What you have to do: Return a copy of every line in the records that includes the word "Park".

Stored data:
*****

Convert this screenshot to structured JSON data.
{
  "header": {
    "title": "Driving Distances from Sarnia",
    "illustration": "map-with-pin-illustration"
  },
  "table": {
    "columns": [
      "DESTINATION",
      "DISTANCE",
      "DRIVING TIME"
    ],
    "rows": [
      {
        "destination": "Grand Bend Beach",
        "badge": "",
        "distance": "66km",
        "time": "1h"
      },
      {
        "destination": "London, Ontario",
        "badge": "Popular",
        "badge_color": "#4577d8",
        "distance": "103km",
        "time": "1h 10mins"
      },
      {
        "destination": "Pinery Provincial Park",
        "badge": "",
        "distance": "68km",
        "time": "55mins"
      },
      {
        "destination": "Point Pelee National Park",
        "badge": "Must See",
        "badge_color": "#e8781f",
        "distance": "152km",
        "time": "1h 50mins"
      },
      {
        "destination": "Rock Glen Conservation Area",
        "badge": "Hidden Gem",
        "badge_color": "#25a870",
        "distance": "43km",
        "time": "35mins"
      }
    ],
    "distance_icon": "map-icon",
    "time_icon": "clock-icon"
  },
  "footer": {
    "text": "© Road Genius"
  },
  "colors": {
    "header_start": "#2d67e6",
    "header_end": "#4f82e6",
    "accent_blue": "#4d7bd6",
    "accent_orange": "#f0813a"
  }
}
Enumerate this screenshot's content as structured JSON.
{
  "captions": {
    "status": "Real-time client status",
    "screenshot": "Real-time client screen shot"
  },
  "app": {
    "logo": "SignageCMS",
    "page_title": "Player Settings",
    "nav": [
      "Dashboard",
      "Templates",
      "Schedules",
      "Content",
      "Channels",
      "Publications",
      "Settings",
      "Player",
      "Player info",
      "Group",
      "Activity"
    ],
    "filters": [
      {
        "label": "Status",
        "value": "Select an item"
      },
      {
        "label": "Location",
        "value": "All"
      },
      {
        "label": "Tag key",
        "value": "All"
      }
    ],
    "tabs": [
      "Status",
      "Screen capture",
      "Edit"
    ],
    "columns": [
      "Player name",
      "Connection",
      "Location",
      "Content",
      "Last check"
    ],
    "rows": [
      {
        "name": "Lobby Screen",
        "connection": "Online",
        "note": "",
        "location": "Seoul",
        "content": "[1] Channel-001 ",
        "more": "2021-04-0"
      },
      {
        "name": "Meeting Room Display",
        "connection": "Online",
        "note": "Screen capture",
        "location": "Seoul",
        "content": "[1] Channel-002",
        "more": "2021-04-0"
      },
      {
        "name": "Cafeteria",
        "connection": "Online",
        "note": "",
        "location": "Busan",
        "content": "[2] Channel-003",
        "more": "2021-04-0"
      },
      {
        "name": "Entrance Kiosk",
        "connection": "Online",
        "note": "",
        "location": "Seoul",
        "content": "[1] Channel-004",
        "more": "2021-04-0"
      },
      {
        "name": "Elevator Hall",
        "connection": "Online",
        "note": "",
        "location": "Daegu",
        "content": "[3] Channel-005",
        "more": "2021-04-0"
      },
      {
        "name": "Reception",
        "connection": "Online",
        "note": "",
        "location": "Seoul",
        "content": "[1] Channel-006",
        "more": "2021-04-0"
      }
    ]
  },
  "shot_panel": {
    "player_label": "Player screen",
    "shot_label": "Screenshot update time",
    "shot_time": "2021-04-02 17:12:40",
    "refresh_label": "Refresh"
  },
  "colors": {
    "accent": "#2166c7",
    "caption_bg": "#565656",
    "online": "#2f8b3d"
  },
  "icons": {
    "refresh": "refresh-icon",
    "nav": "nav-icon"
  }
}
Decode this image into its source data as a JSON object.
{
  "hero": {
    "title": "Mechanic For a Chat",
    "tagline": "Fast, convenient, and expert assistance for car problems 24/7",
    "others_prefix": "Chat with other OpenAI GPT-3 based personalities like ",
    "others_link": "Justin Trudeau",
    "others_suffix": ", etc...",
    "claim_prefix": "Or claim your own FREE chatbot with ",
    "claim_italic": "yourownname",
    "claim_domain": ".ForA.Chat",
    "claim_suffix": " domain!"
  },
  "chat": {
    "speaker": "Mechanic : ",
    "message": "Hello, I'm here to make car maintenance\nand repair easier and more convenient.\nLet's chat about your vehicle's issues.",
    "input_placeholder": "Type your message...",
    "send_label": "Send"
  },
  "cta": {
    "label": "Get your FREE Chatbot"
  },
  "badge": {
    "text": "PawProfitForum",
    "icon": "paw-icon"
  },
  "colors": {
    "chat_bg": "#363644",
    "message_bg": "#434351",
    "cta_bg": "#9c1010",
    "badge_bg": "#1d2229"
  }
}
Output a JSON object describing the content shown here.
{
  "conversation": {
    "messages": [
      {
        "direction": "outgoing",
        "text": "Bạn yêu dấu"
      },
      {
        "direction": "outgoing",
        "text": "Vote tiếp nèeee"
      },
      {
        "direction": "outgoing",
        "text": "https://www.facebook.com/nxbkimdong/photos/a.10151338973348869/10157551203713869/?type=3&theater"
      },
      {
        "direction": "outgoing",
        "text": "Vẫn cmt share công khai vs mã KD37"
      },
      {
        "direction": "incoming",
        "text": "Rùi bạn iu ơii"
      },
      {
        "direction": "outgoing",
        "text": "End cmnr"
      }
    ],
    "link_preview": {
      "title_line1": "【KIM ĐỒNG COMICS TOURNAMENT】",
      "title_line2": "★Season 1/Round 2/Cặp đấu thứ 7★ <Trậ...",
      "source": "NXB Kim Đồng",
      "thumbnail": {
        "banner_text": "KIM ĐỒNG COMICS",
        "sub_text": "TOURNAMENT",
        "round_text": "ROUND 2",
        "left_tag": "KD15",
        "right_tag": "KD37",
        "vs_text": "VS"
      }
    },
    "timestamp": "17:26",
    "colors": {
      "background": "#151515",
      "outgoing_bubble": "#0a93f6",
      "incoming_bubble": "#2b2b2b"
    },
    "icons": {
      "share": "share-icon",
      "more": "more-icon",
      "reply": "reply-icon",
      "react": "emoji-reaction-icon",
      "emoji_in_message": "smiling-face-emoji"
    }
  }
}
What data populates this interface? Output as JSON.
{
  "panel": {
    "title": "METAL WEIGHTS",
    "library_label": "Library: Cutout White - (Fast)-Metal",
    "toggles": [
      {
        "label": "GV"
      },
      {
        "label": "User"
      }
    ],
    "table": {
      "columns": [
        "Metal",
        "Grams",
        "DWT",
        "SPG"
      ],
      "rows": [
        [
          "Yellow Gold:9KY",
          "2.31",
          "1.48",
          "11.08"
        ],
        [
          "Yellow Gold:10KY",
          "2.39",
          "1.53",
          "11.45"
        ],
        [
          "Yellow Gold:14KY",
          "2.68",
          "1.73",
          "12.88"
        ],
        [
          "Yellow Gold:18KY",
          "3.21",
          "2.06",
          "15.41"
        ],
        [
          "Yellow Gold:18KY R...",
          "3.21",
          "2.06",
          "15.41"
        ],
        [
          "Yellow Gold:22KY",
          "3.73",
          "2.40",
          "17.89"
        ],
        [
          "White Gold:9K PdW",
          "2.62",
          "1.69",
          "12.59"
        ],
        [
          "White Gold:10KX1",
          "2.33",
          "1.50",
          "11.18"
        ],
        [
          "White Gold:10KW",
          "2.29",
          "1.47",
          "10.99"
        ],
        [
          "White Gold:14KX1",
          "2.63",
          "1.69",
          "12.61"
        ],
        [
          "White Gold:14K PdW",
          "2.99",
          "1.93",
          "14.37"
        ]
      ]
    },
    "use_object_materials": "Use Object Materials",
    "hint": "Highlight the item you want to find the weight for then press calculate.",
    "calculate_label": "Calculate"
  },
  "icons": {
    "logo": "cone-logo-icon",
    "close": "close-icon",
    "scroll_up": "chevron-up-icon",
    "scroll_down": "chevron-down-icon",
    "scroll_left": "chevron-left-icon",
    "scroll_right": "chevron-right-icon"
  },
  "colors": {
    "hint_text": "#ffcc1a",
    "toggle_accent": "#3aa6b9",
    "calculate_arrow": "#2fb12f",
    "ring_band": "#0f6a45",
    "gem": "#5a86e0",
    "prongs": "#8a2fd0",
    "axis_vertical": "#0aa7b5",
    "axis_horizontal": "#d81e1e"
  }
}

*****

Response to the exercise:
        "destination": "Pinery Provincial Park",
        "destination": "Point Pelee National Park",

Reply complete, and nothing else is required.